__Instructions for the task__.
Give back the full material, exactly as it reads.

__Exercise material__.

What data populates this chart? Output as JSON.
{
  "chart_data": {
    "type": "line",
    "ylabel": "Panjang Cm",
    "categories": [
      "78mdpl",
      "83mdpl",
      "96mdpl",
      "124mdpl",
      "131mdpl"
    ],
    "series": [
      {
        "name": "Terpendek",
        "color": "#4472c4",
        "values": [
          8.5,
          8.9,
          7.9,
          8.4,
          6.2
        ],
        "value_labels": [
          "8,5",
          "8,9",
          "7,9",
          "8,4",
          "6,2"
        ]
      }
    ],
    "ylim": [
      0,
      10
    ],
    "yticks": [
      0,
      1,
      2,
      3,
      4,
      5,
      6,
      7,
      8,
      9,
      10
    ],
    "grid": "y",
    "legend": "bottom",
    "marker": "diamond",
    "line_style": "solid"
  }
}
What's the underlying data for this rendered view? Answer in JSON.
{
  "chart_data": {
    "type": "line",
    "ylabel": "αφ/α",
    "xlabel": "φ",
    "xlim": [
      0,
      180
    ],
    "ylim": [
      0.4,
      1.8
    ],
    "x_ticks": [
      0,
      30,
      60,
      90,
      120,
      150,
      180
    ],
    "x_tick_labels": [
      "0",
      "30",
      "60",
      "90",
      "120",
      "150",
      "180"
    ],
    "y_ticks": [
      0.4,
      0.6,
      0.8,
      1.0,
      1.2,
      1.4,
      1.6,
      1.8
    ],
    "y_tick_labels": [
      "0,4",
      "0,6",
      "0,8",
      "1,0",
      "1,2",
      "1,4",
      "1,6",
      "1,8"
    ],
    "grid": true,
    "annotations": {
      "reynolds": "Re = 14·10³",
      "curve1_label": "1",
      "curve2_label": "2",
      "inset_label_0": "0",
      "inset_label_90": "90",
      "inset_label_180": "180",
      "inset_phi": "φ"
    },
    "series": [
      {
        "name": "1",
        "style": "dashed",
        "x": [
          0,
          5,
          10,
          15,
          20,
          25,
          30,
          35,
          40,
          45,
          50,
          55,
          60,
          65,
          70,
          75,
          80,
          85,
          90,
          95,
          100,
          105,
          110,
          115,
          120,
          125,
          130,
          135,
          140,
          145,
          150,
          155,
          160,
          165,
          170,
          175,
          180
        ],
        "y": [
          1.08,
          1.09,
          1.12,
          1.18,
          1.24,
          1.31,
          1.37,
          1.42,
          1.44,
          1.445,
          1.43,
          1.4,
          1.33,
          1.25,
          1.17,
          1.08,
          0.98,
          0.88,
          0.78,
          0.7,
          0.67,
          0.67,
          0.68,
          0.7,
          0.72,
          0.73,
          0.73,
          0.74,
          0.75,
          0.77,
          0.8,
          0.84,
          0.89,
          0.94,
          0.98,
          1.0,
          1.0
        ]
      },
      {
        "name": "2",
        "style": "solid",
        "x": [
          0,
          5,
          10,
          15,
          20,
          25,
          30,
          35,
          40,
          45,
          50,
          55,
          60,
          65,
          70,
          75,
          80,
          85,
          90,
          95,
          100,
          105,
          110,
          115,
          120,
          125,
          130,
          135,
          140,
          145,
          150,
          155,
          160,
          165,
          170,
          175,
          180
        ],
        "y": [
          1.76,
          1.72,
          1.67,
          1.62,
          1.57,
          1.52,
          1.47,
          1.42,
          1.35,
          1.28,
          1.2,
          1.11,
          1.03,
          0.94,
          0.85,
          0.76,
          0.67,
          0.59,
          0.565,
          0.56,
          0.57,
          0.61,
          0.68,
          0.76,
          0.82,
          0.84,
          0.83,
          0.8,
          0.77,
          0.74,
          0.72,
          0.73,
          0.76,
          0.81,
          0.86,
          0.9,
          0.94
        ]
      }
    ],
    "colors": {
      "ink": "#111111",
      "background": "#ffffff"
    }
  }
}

__Complete response__.
What data populates this chart? Output as JSON.
{
  "chart_data": {
    "type": "line",
    "ylabel": "Panjang Cm",
    "categories": [
      "78mdpl",
      "83mdpl",
      "96mdpl",
      "124mdpl",
      "131mdpl"
    ],
    "series": [
      {
        "name": "Terpendek",
        "color": "#4472c4",
        "values": [
          8.5,
          8.9,
          7.9,
          8.4,
          6.2
        ],
        "value_labels": [
          "8,5",
          "8,9",
          "7,9",
          "8,4",
          "6,2"
        ]
      }
    ],
    "ylim": [
      0,
      10
    ],
    "yticks": [
      0,
      1,
      2,
      3,
      4,
      5,
      6,
      7,
      8,
      9,
      10
    ],
    "grid": "y",
    "legend": "bottom",
    "marker": "diamond",
    "line_style": "solid"
  }
}
What's the underlying data for this rendered view? Answer in JSON.
{
  "chart_data": {
    "type": "line",
    "ylabel": "αφ/α",
    "xlabel": "φ",
    "xlim": [
      0,
      180
    ],
    "ylim": [
      0.4,
      1.8
    ],
    "x_ticks": [
      0,
      30,
      60,
      90,
      120,
      150,
      180
    ],
    "x_tick_labels": [
      "0",
      "30",
      "60",
      "90",
      "120",
      "150",
      "180"
    ],
    "y_ticks": [
      0.4,
      0.6,
      0.8,
      1.0,
      1.2,
      1.4,
      1.6,
      1.8
    ],
    "y_tick_labels": [
      "0,4",
      "0,6",
      "0,8",
      "1,0",
      "1,2",
      "1,4",
      "1,6",
      "1,8"
    ],
    "grid": true,
    "annotations": {
      "reynolds": "Re = 14·10³",
      "curve1_label": "1",
      "curve2_label": "2",
      "inset_label_0": "0",
      "inset_label_90": "90",
      "inset_label_180": "180",
      "inset_phi": "φ"
    },
    "series": [
      {
        "name": "1",
        "style": "dashed",
        "x": [
          0,
          5,
          10,
          15,
          20,
          25,
          30,
          35,
          40,
          45,
          50,
          55,
          60,
          65,
          70,
          75,
          80,
          85,
          90,
          95,
          100,
          105,
          110,
          115,
          120,
          125,
          130,
          135,
          140,
          145,
          150,
          155,
          160,
          165,
          170,
          175,
          180
        ],
        "y": [
          1.08,
          1.09,
          1.12,
          1.18,
          1.24,
          1.31,
          1.37,
          1.42,
          1.44,
          1.445,
          1.43,
          1.4,
          1.33,
          1.25,
          1.17,
          1.08,
          0.98,
          0.88,
          0.78,
          0.7,
          0.67,
          0.67,
          0.68,
          0.7,
          0.72,
          0.73,
          0.73,
          0.74,
          0.75,
          0.77,
          0.8,
          0.84,
          0.89,
          0.94,
          0.98,
          1.0,
          1.0
        ]
      },
      {
        "name": "2",
        "style": "solid",
        "x": [
          0,
          5,
          10,
          15,
          20,
          25,
          30,
          35,
          40,
          45,
          50,
          55,
          60,
          65,
          70,
          75,
          80,
          85,
          90,
          95,
          100,
          105,
          110,
          115,
          120,
          125,
          130,
          135,
          140,
          145,
          150,
          155,
          160,
          165,
          170,
          175,
          180
        ],
        "y": [
          1.76,
          1.72,
          1.67,
          1.62,
          1.57,
          1.52,
          1.47,
          1.42,
          1.35,
          1.28,
          1.2,
          1.11,
          1.03,
          0.94,
          0.85,
          0.76,
          0.67,
          0.59,
          0.565,
          0.56,
          0.57,
          0.61,
          0.68,
          0.76,
          0.82,
          0.84,
          0.83,
          0.8,
          0.77,
          0.74,
          0.72,
          0.73,
          0.76,
          0.81,
          0.86,
          0.9,
          0.94
        ]
      }
    ],
    "colors": {
      "ink": "#111111",
      "background": "#ffffff"
    }
  }
}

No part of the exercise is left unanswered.